WHAT IS BEING ASKED » Pull each line containing "CITY" out of the data and copy it.

RECORDED INFORMATION »
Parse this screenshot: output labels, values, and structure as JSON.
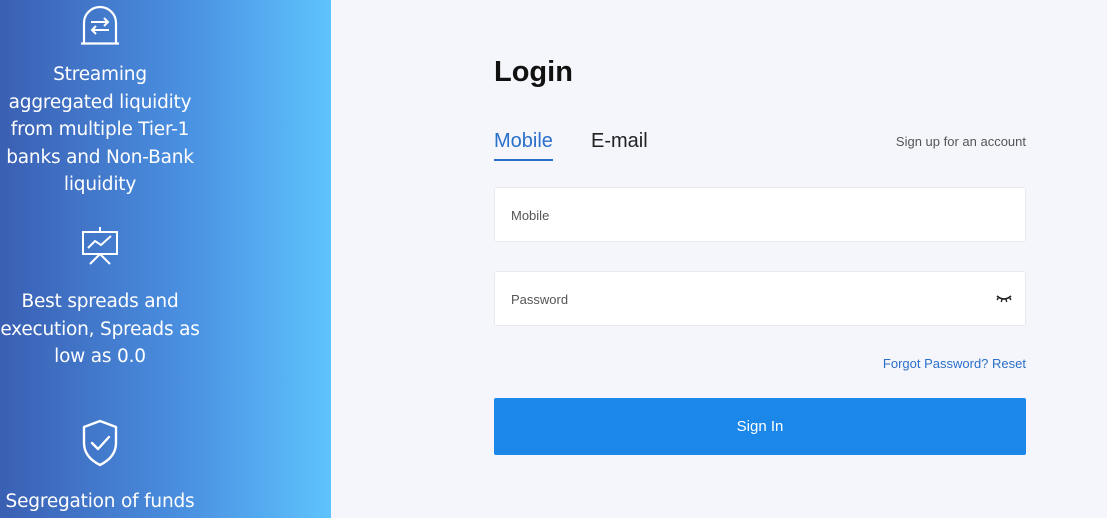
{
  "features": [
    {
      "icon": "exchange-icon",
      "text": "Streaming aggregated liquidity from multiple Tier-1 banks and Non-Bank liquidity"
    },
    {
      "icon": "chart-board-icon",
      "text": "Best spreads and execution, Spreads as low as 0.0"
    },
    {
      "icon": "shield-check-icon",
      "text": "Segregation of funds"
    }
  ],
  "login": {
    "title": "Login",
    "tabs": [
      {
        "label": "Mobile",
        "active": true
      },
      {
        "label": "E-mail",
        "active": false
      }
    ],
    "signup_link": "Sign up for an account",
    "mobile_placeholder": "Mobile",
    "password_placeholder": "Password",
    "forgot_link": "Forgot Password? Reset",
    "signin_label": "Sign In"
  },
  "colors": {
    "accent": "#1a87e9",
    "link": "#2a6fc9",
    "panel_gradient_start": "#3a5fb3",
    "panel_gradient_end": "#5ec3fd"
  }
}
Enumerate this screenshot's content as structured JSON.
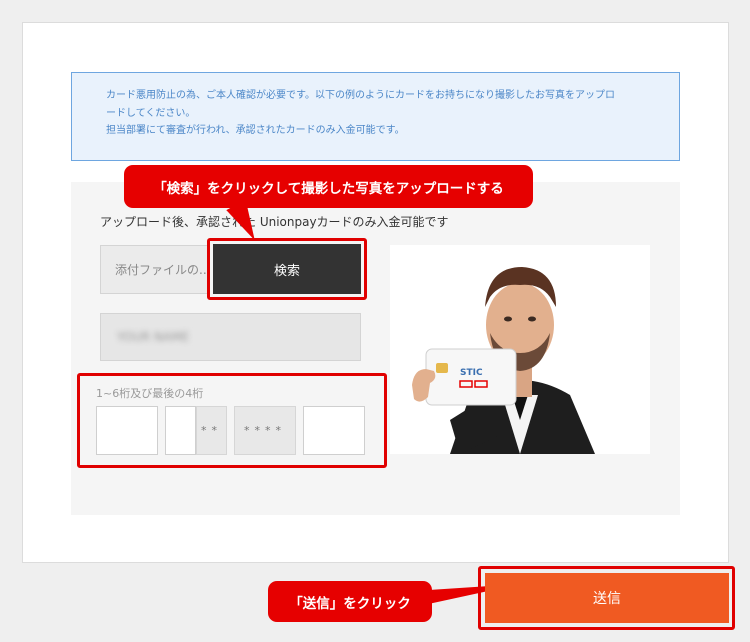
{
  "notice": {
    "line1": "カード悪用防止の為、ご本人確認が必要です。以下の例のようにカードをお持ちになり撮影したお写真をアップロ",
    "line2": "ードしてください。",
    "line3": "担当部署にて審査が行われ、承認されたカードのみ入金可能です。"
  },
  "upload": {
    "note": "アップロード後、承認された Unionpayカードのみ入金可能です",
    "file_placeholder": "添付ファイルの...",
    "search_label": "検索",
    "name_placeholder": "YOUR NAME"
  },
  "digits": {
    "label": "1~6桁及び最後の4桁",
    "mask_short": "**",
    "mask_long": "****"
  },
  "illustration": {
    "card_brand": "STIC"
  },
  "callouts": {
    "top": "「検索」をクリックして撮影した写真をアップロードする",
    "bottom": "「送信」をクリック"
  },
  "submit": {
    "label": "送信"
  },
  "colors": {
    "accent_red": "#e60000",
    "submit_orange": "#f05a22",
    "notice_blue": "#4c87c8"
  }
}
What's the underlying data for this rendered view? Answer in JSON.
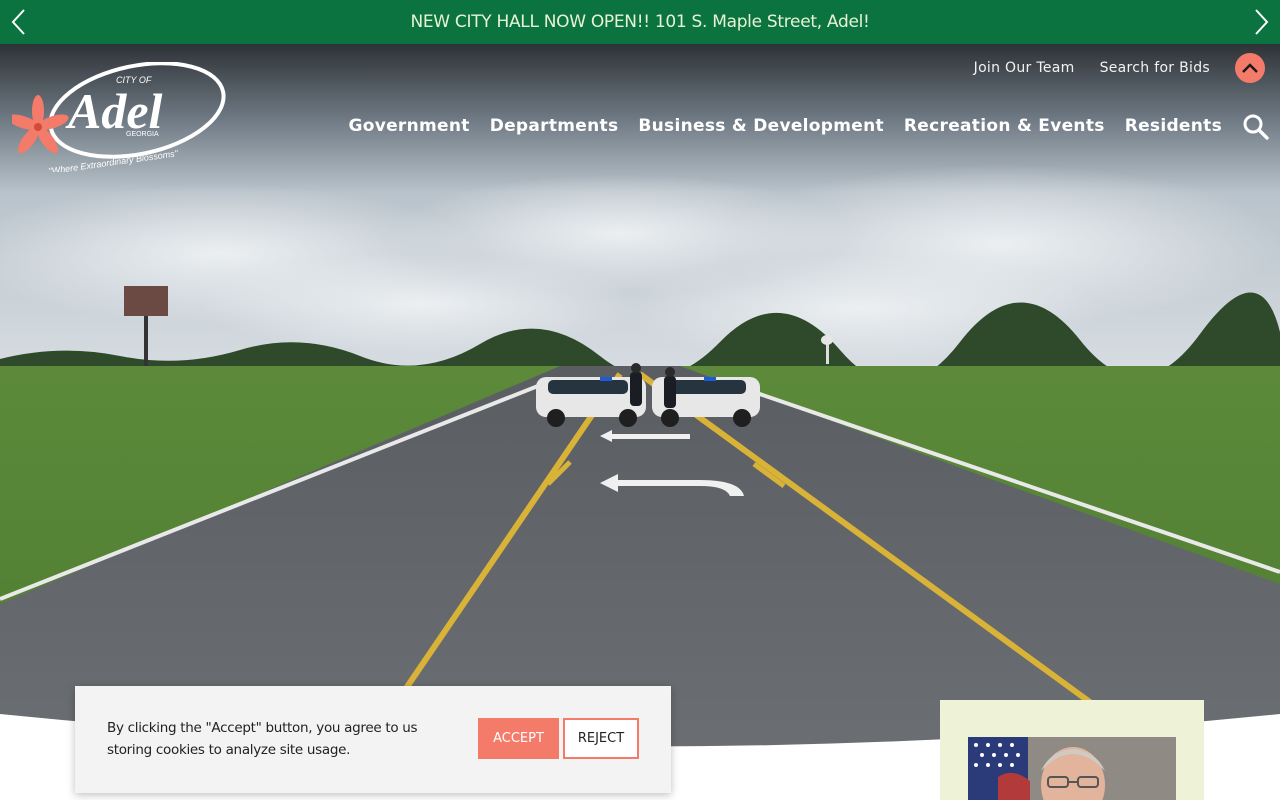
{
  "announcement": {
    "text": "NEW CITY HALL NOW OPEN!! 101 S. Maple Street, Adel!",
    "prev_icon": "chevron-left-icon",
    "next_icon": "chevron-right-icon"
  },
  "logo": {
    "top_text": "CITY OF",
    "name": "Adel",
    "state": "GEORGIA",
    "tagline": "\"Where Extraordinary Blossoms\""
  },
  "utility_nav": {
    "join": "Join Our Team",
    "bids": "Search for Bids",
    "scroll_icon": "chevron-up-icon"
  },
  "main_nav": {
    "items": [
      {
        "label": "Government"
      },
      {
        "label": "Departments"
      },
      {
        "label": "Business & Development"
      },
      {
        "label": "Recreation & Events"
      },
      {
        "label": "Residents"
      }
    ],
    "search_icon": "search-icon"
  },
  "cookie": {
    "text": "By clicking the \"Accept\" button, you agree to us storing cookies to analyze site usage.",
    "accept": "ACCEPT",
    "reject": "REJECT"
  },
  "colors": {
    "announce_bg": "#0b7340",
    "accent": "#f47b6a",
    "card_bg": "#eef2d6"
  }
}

==

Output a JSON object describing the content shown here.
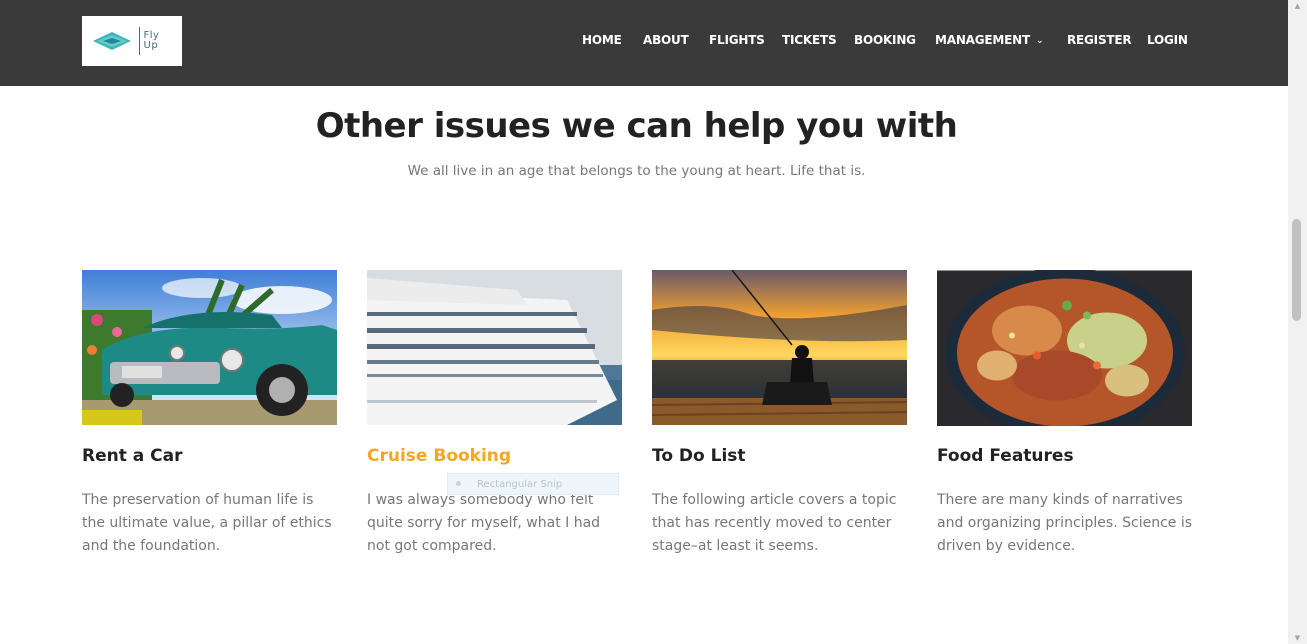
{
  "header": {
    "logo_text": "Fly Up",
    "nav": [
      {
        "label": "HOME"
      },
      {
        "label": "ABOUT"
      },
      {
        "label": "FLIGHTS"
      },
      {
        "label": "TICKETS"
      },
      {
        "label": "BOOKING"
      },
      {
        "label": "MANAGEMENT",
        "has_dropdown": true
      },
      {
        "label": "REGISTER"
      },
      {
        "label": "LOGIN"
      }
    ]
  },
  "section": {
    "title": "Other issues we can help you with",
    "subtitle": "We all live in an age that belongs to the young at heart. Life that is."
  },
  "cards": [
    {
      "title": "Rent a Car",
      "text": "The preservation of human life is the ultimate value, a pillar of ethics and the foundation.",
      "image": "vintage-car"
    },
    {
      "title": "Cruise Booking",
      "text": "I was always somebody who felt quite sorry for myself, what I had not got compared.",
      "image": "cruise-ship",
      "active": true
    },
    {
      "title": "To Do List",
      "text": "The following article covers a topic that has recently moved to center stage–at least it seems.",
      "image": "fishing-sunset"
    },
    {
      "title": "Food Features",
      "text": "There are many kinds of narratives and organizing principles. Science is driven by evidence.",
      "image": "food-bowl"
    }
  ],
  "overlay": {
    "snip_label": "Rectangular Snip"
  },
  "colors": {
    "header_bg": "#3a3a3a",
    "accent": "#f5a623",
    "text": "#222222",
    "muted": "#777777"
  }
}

SOLUTION TO THE EXERCISE »
    "text": "NEW CITY HALL NOW OPEN!! 101 S. Maple Street, Adel!",
    "top_text": "CITY OF",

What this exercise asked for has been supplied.